→ **Task details**:
Leave out the pictures and transcribe the rest of the records exactly.

Some records
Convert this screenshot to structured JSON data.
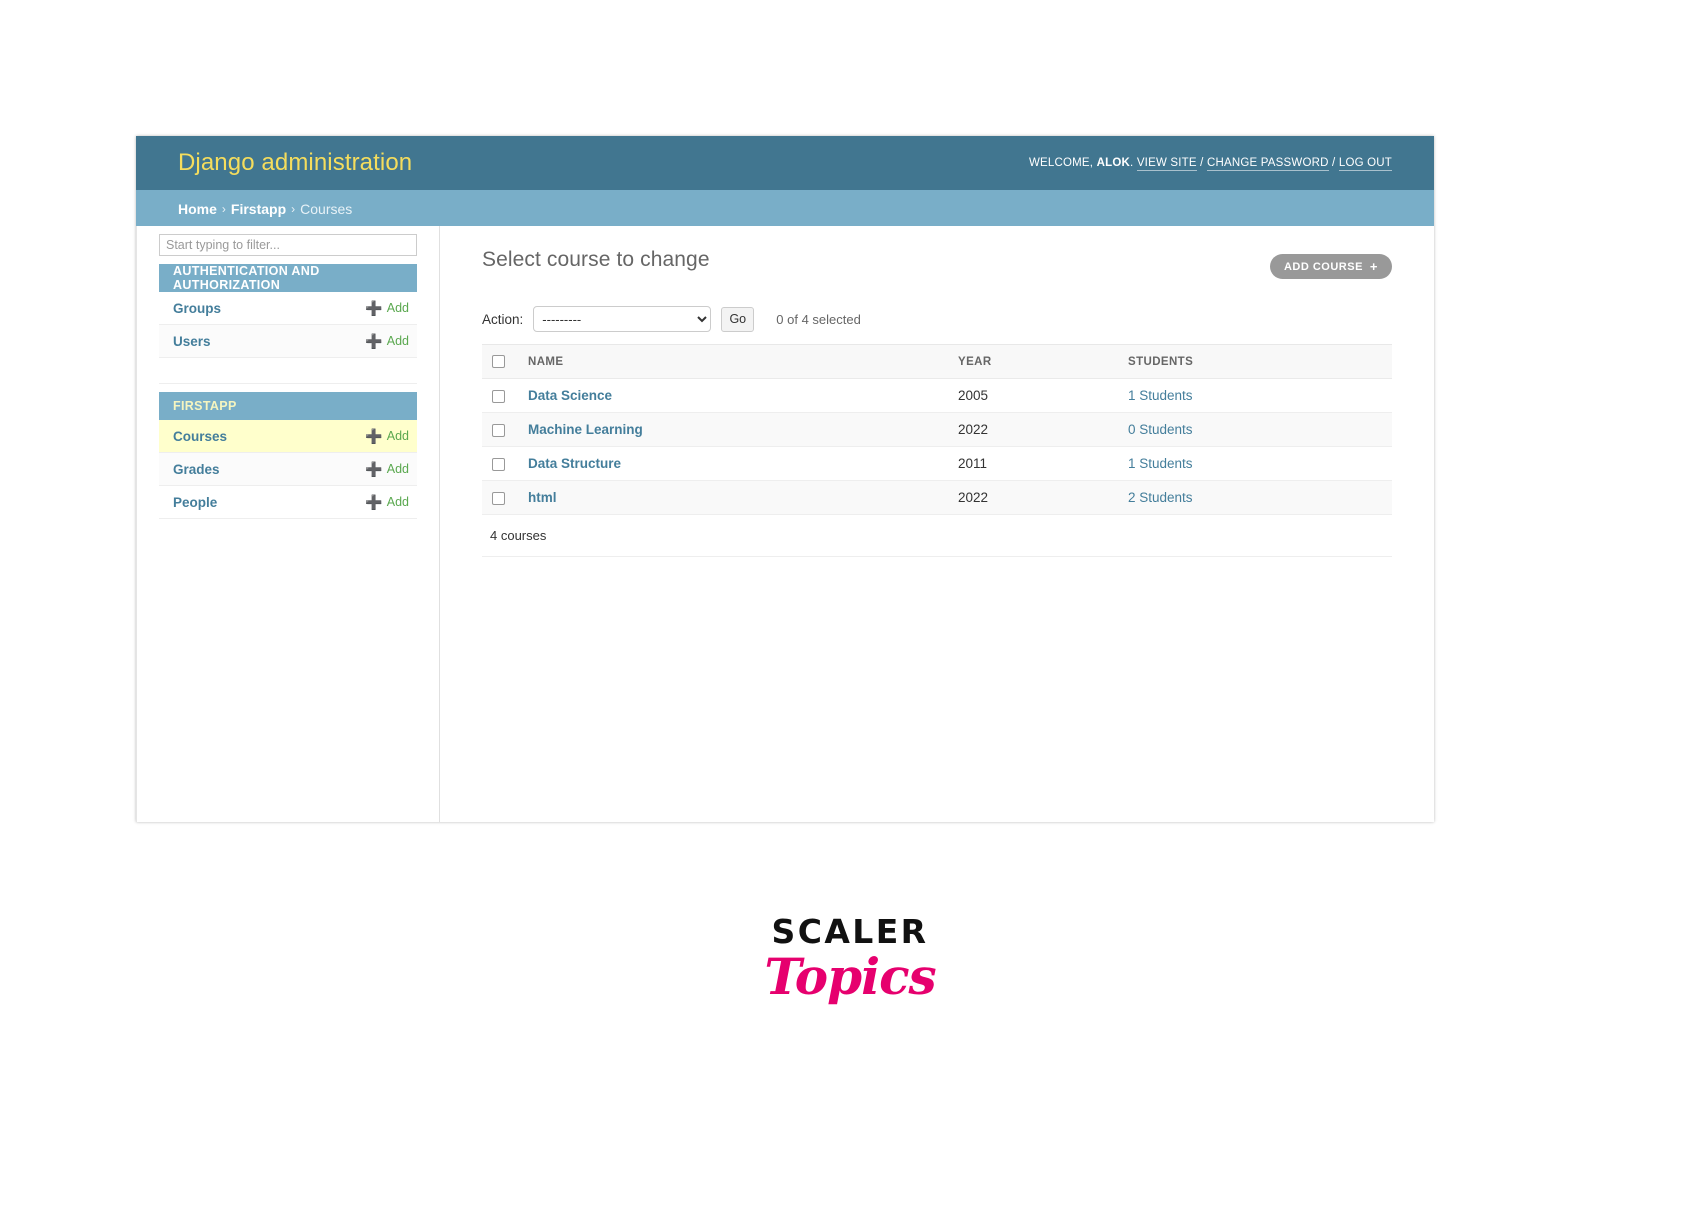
{
  "header": {
    "branding": "Django administration",
    "welcome_prefix": "WELCOME,",
    "username": "ALOK",
    "username_suffix": ".",
    "view_site": "VIEW SITE",
    "sep1": "/",
    "change_password": "CHANGE PASSWORD",
    "sep2": "/",
    "log_out": "LOG OUT"
  },
  "breadcrumbs": {
    "home": "Home",
    "sep": "›",
    "app": "Firstapp",
    "current": "Courses"
  },
  "sidebar": {
    "filter_placeholder": "Start typing to filter...",
    "filter_value": "",
    "toggle_icon": "«",
    "add_label": "Add",
    "modules": [
      {
        "caption": "AUTHENTICATION AND AUTHORIZATION",
        "models": [
          {
            "name": "Groups",
            "add": "Add",
            "current": false
          },
          {
            "name": "Users",
            "add": "Add",
            "current": false
          }
        ]
      },
      {
        "caption": "FIRSTAPP",
        "models": [
          {
            "name": "Courses",
            "add": "Add",
            "current": true
          },
          {
            "name": "Grades",
            "add": "Add",
            "current": false
          },
          {
            "name": "People",
            "add": "Add",
            "current": false
          }
        ]
      }
    ]
  },
  "main": {
    "title": "Select course to change",
    "add_button": "ADD COURSE",
    "add_button_icon": "+",
    "action_label": "Action:",
    "action_selected": "---------",
    "action_options": [
      "---------"
    ],
    "go_button": "Go",
    "selection_counter": "0 of 4 selected",
    "columns": [
      "NAME",
      "YEAR",
      "STUDENTS"
    ],
    "rows": [
      {
        "name": "Data Science",
        "year": "2005",
        "students": "1 Students"
      },
      {
        "name": "Machine Learning",
        "year": "2022",
        "students": "0 Students"
      },
      {
        "name": "Data Structure",
        "year": "2011",
        "students": "1 Students"
      },
      {
        "name": "html",
        "year": "2022",
        "students": "2 Students"
      }
    ],
    "paginator": "4 courses"
  },
  "watermark": {
    "line1": "SCALER",
    "line2": "Topics"
  },
  "colors": {
    "header_bg": "#417690",
    "breadcrumb_bg": "#79aec8",
    "brand_text": "#f5dd5d",
    "link": "#447e9b",
    "add_green": "#5aa84f",
    "current_row": "#ffffcc",
    "logo_pink": "#e6006e"
  }
}
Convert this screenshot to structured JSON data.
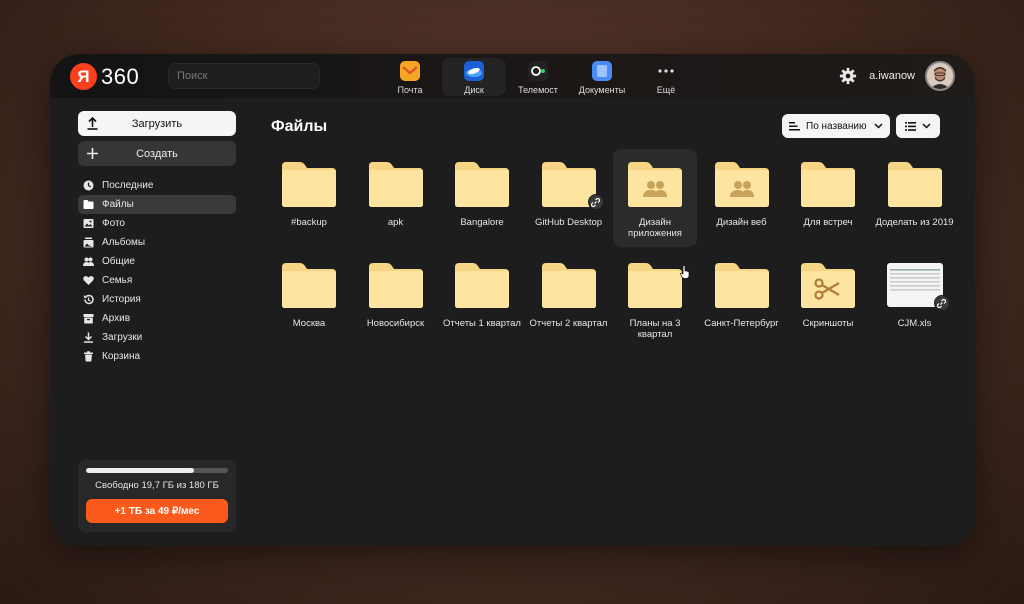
{
  "header": {
    "logo_letter": "Я",
    "logo_text": "360",
    "search_placeholder": "Поиск",
    "apps": [
      {
        "label": "Почта",
        "icon": "mail-icon",
        "color": "#f5a623",
        "active": false
      },
      {
        "label": "Диск",
        "icon": "disk-icon",
        "color": "#1a73e8",
        "active": true
      },
      {
        "label": "Телемост",
        "icon": "telemost-icon",
        "color": "#2b2b2b",
        "active": false
      },
      {
        "label": "Документы",
        "icon": "documents-icon",
        "color": "#4a8cf7",
        "active": false
      },
      {
        "label": "Ещё",
        "icon": "more-icon",
        "color": "",
        "active": false
      }
    ],
    "username": "a.iwanow"
  },
  "sidebar": {
    "upload_label": "Загрузить",
    "create_label": "Создать",
    "items": [
      {
        "label": "Последние",
        "icon": "clock-icon",
        "active": false
      },
      {
        "label": "Файлы",
        "icon": "folder-icon",
        "active": true
      },
      {
        "label": "Фото",
        "icon": "photo-icon",
        "active": false
      },
      {
        "label": "Альбомы",
        "icon": "albums-icon",
        "active": false
      },
      {
        "label": "Общие",
        "icon": "shared-icon",
        "active": false
      },
      {
        "label": "Семья",
        "icon": "heart-icon",
        "active": false
      },
      {
        "label": "История",
        "icon": "history-icon",
        "active": false
      },
      {
        "label": "Архив",
        "icon": "archive-icon",
        "active": false
      },
      {
        "label": "Загрузки",
        "icon": "download-icon",
        "active": false
      },
      {
        "label": "Корзина",
        "icon": "trash-icon",
        "active": false
      }
    ],
    "storage": {
      "used_fraction": 0.76,
      "text": "Свободно 19,7 ГБ из 180 ГБ",
      "buy_label": "+1 ТБ за 49 ₽/мес"
    }
  },
  "main": {
    "title": "Файлы",
    "sort_label": "По названию",
    "items": [
      {
        "name": "#backup",
        "type": "folder"
      },
      {
        "name": "apk",
        "type": "folder"
      },
      {
        "name": "Bangalore",
        "type": "folder"
      },
      {
        "name": "GitHub Desktop",
        "type": "folder",
        "badge": "link-icon"
      },
      {
        "name": "Дизайн приложения",
        "type": "shared-folder",
        "hover": true
      },
      {
        "name": "Дизайн веб",
        "type": "shared-folder"
      },
      {
        "name": "Для встреч",
        "type": "folder"
      },
      {
        "name": "Доделать из 2019",
        "type": "folder"
      },
      {
        "name": "Москва",
        "type": "folder"
      },
      {
        "name": "Новосибирск",
        "type": "folder"
      },
      {
        "name": "Отчеты 1 квартал",
        "type": "folder"
      },
      {
        "name": "Отчеты 2 квартал",
        "type": "folder"
      },
      {
        "name": "Планы на 3 квартал",
        "type": "folder"
      },
      {
        "name": "Санкт-Петербург",
        "type": "folder"
      },
      {
        "name": "Скриншоты",
        "type": "screenshots-folder"
      },
      {
        "name": "CJM.xls",
        "type": "xls",
        "badge": "link-icon"
      }
    ]
  },
  "colors": {
    "folder": "#fde4a0",
    "folder_tab": "#f6d684",
    "accent": "#fc5a1d",
    "logo": "#fc3f1d"
  }
}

→ **Task solution**:
Convert this screenshot to structured JSON data.
{
  "header": {
    "branding": "Django administration",
    "welcome_prefix": "WELCOME,",
    "username": "ALOK",
    "username_suffix": ".",
    "view_site": "VIEW SITE",
    "sep1": "/",
    "change_password": "CHANGE PASSWORD",
    "sep2": "/",
    "log_out": "LOG OUT"
  },
  "breadcrumbs": {
    "home": "Home",
    "sep": "›",
    "app": "Firstapp",
    "current": "Courses"
  },
  "sidebar": {
    "filter_placeholder": "Start typing to filter...",
    "filter_value": "",
    "toggle_icon": "«",
    "add_label": "Add",
    "modules": [
      {
        "caption": "AUTHENTICATION AND AUTHORIZATION",
        "models": [
          {
            "name": "Groups",
            "add": "Add",
            "current": false
          },
          {
            "name": "Users",
            "add": "Add",
            "current": false
          }
        ]
      },
      {
        "caption": "FIRSTAPP",
        "models": [
          {
            "name": "Courses",
            "add": "Add",
            "current": true
          },
          {
            "name": "Grades",
            "add": "Add",
            "current": false
          },
          {
            "name": "People",
            "add": "Add",
            "current": false
          }
        ]
      }
    ]
  },
  "main": {
    "title": "Select course to change",
    "add_button": "ADD COURSE",
    "add_button_icon": "+",
    "action_label": "Action:",
    "action_selected": "---------",
    "action_options": [
      "---------"
    ],
    "go_button": "Go",
    "selection_counter": "0 of 4 selected",
    "columns": [
      "NAME",
      "YEAR",
      "STUDENTS"
    ],
    "rows": [
      {
        "name": "Data Science",
        "year": "2005",
        "students": "1 Students"
      },
      {
        "name": "Machine Learning",
        "year": "2022",
        "students": "0 Students"
      },
      {
        "name": "Data Structure",
        "year": "2011",
        "students": "1 Students"
      },
      {
        "name": "html",
        "year": "2022",
        "students": "2 Students"
      }
    ],
    "paginator": "4 courses"
  },
  "watermark": {
    "line1": "SCALER",
    "line2": "Topics"
  },
  "colors": {
    "header_bg": "#417690",
    "breadcrumb_bg": "#79aec8",
    "brand_text": "#f5dd5d",
    "link": "#447e9b",
    "add_green": "#5aa84f",
    "current_row": "#ffffcc",
    "logo_pink": "#e6006e"
  }
}
Convert this screenshot to structured JSON data.
{
  "header": {
    "logo_letter": "Я",
    "logo_text": "360",
    "search_placeholder": "Поиск",
    "apps": [
      {
        "label": "Почта",
        "icon": "mail-icon",
        "color": "#f5a623",
        "active": false
      },
      {
        "label": "Диск",
        "icon": "disk-icon",
        "color": "#1a73e8",
        "active": true
      },
      {
        "label": "Телемост",
        "icon": "telemost-icon",
        "color": "#2b2b2b",
        "active": false
      },
      {
        "label": "Документы",
        "icon": "documents-icon",
        "color": "#4a8cf7",
        "active": false
      },
      {
        "label": "Ещё",
        "icon": "more-icon",
        "color": "",
        "active": false
      }
    ],
    "username": "a.iwanow"
  },
  "sidebar": {
    "upload_label": "Загрузить",
    "create_label": "Создать",
    "items": [
      {
        "label": "Последние",
        "icon": "clock-icon",
        "active": false
      },
      {
        "label": "Файлы",
        "icon": "folder-icon",
        "active": true
      },
      {
        "label": "Фото",
        "icon": "photo-icon",
        "active": false
      },
      {
        "label": "Альбомы",
        "icon": "albums-icon",
        "active": false
      },
      {
        "label": "Общие",
        "icon": "shared-icon",
        "active": false
      },
      {
        "label": "Семья",
        "icon": "heart-icon",
        "active": false
      },
      {
        "label": "История",
        "icon": "history-icon",
        "active": false
      },
      {
        "label": "Архив",
        "icon": "archive-icon",
        "active": false
      },
      {
        "label": "Загрузки",
        "icon": "download-icon",
        "active": false
      },
      {
        "label": "Корзина",
        "icon": "trash-icon",
        "active": false
      }
    ],
    "storage": {
      "used_fraction": 0.76,
      "text": "Свободно 19,7 ГБ из 180 ГБ",
      "buy_label": "+1 ТБ за 49 ₽/мес"
    }
  },
  "main": {
    "title": "Файлы",
    "sort_label": "По названию",
    "items": [
      {
        "name": "#backup",
        "type": "folder"
      },
      {
        "name": "apk",
        "type": "folder"
      },
      {
        "name": "Bangalore",
        "type": "folder"
      },
      {
        "name": "GitHub Desktop",
        "type": "folder",
        "badge": "link-icon"
      },
      {
        "name": "Дизайн приложения",
        "type": "shared-folder",
        "hover": true
      },
      {
        "name": "Дизайн веб",
        "type": "shared-folder"
      },
      {
        "name": "Для встреч",
        "type": "folder"
      },
      {
        "name": "Доделать из 2019",
        "type": "folder"
      },
      {
        "name": "Москва",
        "type": "folder"
      },
      {
        "name": "Новосибирск",
        "type": "folder"
      },
      {
        "name": "Отчеты 1 квартал",
        "type": "folder"
      },
      {
        "name": "Отчеты 2 квартал",
        "type": "folder"
      },
      {
        "name": "Планы на 3 квартал",
        "type": "folder"
      },
      {
        "name": "Санкт-Петербург",
        "type": "folder"
      },
      {
        "name": "Скриншоты",
        "type": "screenshots-folder"
      },
      {
        "name": "CJM.xls",
        "type": "xls",
        "badge": "link-icon"
      }
    ]
  },
  "colors": {
    "folder": "#fde4a0",
    "folder_tab": "#f6d684",
    "accent": "#fc5a1d",
    "logo": "#fc3f1d"
  }
}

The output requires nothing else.